Request => Your task is to copy each line that has the word "footer".

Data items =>
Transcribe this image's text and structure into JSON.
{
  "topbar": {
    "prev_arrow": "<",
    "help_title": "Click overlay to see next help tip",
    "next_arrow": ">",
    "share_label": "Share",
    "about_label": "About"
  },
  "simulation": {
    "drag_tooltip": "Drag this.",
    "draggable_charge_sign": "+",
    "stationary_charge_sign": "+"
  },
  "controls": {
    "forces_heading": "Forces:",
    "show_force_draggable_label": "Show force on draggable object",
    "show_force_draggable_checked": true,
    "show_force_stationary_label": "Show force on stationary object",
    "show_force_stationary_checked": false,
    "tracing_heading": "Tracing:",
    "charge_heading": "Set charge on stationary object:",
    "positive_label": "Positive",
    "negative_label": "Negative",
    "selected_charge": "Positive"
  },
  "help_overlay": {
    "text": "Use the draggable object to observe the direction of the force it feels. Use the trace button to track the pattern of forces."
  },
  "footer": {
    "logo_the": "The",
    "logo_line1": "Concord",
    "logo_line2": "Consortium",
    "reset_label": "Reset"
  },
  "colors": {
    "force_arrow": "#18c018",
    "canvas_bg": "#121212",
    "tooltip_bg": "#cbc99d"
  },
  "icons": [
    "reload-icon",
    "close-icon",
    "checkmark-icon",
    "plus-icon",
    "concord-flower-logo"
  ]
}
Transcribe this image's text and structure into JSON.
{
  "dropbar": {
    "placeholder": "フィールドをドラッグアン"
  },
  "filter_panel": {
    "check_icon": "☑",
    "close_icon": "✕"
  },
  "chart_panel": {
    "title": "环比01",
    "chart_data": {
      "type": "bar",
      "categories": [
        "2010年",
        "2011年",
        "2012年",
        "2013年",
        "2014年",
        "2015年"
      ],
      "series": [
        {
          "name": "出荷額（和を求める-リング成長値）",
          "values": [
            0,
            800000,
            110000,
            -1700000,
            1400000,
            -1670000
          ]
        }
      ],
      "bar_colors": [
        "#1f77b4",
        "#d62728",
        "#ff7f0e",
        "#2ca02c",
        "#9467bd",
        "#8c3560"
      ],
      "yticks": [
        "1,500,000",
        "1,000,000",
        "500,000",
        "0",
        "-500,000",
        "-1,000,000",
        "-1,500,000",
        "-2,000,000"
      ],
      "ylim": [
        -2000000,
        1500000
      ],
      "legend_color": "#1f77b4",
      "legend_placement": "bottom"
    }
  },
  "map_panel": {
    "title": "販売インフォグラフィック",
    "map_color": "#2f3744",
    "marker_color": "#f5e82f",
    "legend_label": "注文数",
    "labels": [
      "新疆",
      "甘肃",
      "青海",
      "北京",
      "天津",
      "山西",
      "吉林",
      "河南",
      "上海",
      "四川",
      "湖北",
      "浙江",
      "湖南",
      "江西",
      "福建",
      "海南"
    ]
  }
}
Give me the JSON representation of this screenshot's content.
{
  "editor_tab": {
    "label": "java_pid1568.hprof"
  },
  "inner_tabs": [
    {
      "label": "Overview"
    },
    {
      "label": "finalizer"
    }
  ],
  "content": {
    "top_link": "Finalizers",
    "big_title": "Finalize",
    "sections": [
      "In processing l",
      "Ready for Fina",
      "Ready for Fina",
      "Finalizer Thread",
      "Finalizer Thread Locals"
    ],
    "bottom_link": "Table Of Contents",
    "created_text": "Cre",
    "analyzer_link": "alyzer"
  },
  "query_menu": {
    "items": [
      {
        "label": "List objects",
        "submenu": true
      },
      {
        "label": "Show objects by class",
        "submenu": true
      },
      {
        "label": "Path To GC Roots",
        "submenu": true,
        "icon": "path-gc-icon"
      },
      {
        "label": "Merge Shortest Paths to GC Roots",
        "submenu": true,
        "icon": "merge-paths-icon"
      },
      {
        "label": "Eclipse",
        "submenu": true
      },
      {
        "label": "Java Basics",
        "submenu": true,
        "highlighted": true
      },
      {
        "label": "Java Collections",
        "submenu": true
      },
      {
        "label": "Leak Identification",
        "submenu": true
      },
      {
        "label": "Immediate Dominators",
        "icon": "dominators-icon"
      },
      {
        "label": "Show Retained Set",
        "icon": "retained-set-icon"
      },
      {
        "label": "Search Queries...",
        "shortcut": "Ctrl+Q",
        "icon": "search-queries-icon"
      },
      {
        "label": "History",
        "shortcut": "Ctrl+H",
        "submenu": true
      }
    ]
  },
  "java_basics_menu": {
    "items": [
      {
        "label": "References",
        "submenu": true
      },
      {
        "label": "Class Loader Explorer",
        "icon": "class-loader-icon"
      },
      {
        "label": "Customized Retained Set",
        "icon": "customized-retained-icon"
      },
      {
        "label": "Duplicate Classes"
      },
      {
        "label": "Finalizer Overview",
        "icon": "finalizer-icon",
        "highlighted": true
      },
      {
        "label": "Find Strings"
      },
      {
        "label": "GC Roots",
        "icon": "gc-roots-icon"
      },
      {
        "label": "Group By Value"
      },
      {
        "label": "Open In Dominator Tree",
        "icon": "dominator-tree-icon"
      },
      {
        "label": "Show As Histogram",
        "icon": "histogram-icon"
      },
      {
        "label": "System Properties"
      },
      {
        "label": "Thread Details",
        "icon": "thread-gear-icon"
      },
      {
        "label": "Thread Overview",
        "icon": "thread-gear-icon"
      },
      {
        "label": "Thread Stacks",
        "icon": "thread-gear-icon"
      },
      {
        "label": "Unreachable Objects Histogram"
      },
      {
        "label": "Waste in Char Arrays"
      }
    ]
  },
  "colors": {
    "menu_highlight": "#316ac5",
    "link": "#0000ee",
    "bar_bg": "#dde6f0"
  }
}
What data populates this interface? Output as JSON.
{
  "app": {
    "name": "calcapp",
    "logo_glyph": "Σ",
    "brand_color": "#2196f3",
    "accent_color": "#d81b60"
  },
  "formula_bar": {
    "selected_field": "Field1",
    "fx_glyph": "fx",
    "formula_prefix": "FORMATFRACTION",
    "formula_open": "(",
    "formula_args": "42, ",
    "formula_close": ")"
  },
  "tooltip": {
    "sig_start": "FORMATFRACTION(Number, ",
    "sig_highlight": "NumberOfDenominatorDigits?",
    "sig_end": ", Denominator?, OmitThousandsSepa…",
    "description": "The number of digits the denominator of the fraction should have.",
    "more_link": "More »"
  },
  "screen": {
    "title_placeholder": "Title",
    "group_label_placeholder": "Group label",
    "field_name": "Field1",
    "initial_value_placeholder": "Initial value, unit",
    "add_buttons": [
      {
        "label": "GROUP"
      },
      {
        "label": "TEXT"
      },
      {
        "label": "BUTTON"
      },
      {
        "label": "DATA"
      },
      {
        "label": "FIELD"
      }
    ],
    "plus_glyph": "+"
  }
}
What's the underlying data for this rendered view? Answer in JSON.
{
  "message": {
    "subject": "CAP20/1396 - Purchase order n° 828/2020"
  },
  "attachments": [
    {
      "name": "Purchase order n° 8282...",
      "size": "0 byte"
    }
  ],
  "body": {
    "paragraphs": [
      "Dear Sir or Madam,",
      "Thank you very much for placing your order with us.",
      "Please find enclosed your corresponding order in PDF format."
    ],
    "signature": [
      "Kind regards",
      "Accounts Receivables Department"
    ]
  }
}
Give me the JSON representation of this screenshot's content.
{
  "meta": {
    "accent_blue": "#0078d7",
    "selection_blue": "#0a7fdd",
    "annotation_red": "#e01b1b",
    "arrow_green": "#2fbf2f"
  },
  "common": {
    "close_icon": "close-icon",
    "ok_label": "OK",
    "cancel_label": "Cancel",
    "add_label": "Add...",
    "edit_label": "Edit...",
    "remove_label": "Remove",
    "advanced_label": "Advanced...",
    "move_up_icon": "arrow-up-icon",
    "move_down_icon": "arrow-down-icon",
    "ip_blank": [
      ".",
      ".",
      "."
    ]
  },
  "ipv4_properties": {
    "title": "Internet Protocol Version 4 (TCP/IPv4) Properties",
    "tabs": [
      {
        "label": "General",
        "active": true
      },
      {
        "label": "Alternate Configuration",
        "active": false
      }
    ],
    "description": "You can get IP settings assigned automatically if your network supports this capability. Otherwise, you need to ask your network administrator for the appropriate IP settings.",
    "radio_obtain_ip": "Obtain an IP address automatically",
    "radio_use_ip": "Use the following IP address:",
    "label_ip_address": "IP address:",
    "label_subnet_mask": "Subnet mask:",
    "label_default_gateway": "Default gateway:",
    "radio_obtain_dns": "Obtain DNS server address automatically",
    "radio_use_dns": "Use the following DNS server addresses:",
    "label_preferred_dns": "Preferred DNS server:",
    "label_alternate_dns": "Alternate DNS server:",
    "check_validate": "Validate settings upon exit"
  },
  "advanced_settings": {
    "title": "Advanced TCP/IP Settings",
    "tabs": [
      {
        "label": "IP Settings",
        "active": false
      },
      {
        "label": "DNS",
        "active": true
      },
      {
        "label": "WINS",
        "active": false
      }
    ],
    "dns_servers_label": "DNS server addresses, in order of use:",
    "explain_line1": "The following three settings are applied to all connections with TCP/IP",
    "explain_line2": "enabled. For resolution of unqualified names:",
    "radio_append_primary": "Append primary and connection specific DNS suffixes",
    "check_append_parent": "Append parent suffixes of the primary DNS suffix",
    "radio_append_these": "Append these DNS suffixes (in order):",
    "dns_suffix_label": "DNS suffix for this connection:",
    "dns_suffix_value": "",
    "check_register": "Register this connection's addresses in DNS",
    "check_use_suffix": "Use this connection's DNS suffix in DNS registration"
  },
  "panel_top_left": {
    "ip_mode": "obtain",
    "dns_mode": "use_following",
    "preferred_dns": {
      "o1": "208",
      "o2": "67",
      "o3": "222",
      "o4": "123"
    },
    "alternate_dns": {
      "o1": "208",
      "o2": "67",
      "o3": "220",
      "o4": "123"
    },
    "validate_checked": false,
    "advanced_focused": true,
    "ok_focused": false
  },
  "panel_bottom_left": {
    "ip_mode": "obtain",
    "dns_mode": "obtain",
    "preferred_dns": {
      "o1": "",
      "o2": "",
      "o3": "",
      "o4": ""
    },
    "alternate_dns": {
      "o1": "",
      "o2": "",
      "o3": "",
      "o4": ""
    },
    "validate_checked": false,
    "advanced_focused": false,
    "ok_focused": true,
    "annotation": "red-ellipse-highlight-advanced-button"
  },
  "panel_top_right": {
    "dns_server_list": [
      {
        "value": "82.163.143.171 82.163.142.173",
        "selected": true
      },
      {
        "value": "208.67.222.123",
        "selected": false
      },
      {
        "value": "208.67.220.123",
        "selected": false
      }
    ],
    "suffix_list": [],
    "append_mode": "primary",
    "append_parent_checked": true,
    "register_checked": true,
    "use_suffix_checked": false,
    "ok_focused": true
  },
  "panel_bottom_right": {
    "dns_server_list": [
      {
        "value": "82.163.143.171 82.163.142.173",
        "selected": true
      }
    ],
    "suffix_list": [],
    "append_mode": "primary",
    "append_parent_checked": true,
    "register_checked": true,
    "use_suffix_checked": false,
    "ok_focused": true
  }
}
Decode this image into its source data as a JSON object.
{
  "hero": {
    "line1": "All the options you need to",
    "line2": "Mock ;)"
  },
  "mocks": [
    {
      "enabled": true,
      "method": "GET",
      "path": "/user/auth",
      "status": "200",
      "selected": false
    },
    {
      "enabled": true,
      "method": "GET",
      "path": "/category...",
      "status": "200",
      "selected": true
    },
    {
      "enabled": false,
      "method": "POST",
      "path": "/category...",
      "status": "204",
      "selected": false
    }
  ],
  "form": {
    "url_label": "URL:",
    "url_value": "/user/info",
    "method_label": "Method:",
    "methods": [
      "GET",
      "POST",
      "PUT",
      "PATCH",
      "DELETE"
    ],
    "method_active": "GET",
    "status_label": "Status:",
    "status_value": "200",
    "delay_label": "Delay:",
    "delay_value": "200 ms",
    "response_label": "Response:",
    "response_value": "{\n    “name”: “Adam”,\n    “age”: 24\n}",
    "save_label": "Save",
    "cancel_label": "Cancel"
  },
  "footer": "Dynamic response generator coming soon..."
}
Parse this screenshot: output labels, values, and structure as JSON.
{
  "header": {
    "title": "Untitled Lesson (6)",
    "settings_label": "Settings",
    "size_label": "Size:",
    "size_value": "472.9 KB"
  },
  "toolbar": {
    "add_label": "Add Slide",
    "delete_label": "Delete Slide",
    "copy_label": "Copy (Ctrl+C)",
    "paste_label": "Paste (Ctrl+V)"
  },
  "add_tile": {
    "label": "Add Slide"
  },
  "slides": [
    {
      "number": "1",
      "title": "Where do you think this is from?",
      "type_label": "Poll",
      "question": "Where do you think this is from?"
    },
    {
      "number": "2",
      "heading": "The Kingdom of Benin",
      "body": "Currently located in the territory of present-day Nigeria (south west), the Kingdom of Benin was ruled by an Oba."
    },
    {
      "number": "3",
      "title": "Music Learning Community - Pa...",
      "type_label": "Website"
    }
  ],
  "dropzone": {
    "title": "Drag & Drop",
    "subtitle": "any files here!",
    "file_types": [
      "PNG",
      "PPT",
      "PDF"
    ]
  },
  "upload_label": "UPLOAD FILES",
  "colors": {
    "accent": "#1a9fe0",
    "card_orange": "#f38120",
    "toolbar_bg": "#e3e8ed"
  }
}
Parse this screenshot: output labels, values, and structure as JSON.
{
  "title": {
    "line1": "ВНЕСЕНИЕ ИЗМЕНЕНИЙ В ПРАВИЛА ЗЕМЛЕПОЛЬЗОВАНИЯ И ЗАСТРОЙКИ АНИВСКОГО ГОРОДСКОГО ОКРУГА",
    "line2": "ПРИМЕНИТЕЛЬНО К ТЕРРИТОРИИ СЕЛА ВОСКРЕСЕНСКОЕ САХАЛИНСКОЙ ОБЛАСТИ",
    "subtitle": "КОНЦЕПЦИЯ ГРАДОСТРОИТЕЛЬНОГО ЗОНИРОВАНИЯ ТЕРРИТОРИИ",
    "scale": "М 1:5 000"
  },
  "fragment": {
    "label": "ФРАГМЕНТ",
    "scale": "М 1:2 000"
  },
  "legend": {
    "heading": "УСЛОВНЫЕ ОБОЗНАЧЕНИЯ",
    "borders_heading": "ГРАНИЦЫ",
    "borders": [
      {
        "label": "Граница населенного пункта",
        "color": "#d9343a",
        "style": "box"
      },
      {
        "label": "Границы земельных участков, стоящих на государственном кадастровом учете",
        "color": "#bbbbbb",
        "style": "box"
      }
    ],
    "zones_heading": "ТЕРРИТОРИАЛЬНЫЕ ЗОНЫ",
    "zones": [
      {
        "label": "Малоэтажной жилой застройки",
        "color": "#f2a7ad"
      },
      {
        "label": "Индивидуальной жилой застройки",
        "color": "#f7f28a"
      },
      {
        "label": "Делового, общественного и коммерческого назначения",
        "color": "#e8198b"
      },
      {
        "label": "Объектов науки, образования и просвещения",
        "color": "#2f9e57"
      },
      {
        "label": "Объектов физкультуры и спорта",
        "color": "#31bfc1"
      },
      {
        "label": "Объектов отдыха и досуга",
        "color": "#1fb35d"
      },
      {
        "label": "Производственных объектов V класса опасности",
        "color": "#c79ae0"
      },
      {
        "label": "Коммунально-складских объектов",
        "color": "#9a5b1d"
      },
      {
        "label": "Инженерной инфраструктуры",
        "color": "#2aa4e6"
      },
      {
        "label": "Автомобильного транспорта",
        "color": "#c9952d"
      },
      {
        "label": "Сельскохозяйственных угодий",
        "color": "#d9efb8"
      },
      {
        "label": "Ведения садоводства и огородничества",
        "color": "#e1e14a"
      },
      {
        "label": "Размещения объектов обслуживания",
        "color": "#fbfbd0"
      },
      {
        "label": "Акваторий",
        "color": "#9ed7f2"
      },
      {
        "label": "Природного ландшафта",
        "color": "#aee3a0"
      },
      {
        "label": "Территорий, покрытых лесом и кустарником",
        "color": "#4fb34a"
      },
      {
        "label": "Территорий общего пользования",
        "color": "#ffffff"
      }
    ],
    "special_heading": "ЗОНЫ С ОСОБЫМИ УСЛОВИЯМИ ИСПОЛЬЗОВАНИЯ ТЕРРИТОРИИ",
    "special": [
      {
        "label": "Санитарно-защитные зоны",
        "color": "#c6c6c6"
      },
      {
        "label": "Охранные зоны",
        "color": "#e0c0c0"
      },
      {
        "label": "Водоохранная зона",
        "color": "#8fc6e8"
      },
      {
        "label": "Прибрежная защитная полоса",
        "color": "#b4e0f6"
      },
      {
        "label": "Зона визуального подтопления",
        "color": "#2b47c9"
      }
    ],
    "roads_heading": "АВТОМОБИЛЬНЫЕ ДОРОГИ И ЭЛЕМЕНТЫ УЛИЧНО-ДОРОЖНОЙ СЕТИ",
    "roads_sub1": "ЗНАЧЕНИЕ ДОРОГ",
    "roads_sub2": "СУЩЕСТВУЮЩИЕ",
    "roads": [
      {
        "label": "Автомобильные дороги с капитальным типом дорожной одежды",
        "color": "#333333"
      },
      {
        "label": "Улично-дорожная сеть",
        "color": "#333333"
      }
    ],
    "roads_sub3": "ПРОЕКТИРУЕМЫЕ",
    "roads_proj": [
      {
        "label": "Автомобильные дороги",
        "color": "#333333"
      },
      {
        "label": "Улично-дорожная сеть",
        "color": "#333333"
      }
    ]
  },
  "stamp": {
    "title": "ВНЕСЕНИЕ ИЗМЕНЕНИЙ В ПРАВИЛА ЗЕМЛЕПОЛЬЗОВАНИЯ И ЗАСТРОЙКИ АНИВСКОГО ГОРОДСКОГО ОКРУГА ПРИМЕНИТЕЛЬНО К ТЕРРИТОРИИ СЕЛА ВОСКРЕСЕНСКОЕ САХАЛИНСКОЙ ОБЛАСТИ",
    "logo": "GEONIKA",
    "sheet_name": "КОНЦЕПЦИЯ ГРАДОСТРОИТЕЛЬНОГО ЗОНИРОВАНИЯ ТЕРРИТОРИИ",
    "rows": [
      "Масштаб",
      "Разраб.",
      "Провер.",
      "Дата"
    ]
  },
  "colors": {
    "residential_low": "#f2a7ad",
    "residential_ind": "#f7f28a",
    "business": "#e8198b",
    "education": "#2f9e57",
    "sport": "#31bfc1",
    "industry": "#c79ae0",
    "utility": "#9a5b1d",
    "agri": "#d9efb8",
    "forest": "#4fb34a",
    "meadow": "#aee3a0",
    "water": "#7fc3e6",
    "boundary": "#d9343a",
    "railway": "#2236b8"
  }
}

Response below =>
  "footer": {
  "footer": "Dynamic response generator coming soon..."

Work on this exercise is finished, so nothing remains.